(Source records)
....

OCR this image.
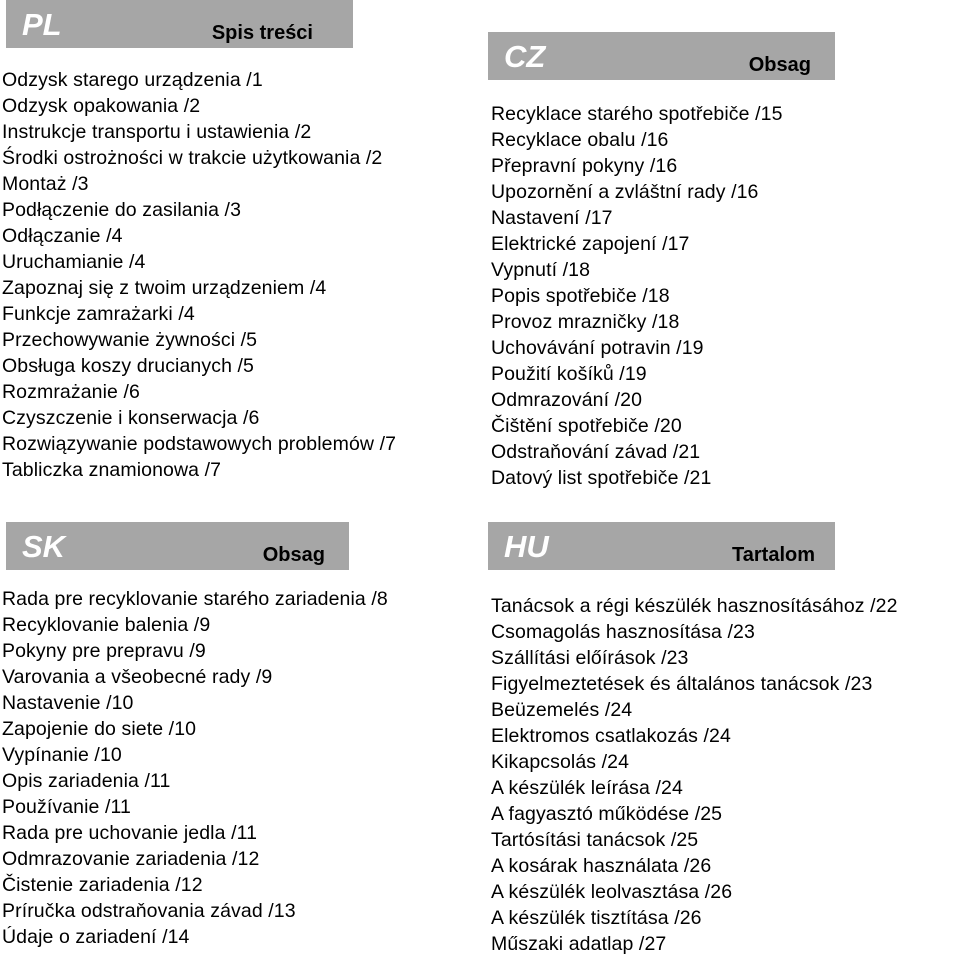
PL	Spis treści
Odzysk starego urządzenia /1
Odzysk opakowania /2
Instrukcje transportu i ustawienia /2
Środki ostrożności w trakcie użytkowania /2
Montaż /3
Podłączenie do zasilania /3
Odłączanie /4
Uruchamianie /4
Zapoznaj się z twoim urządzeniem /4
Funkcje zamrażarki /4
Przechowywanie żywności /5
Obsługa koszy drucianych /5
Rozmrażanie /6
Czyszczenie i konserwacja /6
Rozwiązywanie podstawowych problemów /7
Tabliczka znamionowa /7
CZ	Obsag
Recyklace starého spotřebiče /15
Recyklace obalu /16
Přepravní pokyny /16
Upozornění a zvláštní rady /16
Nastavení /17
Elektrické zapojení /17
Vypnutí /18
Popis spotřebiče /18
Provoz mrazničky /18
Uchovávání potravin /19
Použití košíků /19
Odmrazování /20
Čištění spotřebiče /20
Odstraňování závad /21
Datový list spotřebiče /21
SK	Obsag
Rada pre recyklovanie starého zariadenia /8
Recyklovanie balenia /9
Pokyny pre prepravu /9
Varovania a všeobecné rady /9
Nastavenie /10
Zapojenie do siete /10
Vypínanie /10
Opis zariadenia /11
Používanie /11
Rada pre uchovanie jedla /11
Odmrazovanie zariadenia /12
Čistenie zariadenia /12
Príručka odstraňovania závad /13
Údaje o zariadení /14
HU	Tartalom
Tanácsok a régi készülék hasznosításához /22
Csomagolás hasznosítása /23
Szállítási előírások /23
Figyelmeztetések és általános tanácsok /23
Beüzemelés /24
Elektromos csatlakozás /24
Kikapcsolás /24
A készülék leírása /24
A fagyasztó működése /25
Tartósítási tanácsok /25
A kosárak használata /26
A készülék leolvasztása /26
A készülék tisztítása /26
Műszaki adatlap /27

....

WRITTEN EXERCISE:
Transcribe the whole listing exactly. Pictures stay out of your copy.

IN RESPONSE:
OCR this image.
PL	Spis treści
Odzysk starego urządzenia /1
Odzysk opakowania /2
Instrukcje transportu i ustawienia /2
Środki ostrożności w trakcie użytkowania /2
Montaż /3
Podłączenie do zasilania /3
Odłączanie /4
Uruchamianie /4
Zapoznaj się z twoim urządzeniem /4
Funkcje zamrażarki /4
Przechowywanie żywności /5
Obsługa koszy drucianych /5
Rozmrażanie /6
Czyszczenie i konserwacja /6
Rozwiązywanie podstawowych problemów /7
Tabliczka znamionowa /7
CZ	Obsag
Recyklace starého spotřebiče /15
Recyklace obalu /16
Přepravní pokyny /16
Upozornění a zvláštní rady /16
Nastavení /17
Elektrické zapojení /17
Vypnutí /18
Popis spotřebiče /18
Provoz mrazničky /18
Uchovávání potravin /19
Použití košíků /19
Odmrazování /20
Čištění spotřebiče /20
Odstraňování závad /21
Datový list spotřebiče /21
SK	Obsag
Rada pre recyklovanie starého zariadenia /8
Recyklovanie balenia /9
Pokyny pre prepravu /9
Varovania a všeobecné rady /9
Nastavenie /10
Zapojenie do siete /10
Vypínanie /10
Opis zariadenia /11
Používanie /11
Rada pre uchovanie jedla /11
Odmrazovanie zariadenia /12
Čistenie zariadenia /12
Príručka odstraňovania závad /13
Údaje o zariadení /14
HU	Tartalom
Tanácsok a régi készülék hasznosításához /22
Csomagolás hasznosítása /23
Szállítási előírások /23
Figyelmeztetések és általános tanácsok /23
Beüzemelés /24
Elektromos csatlakozás /24
Kikapcsolás /24
A készülék leírása /24
A fagyasztó működése /25
Tartósítási tanácsok /25
A kosárak használata /26
A készülék leolvasztása /26
A készülék tisztítása /26
Műszaki adatlap /27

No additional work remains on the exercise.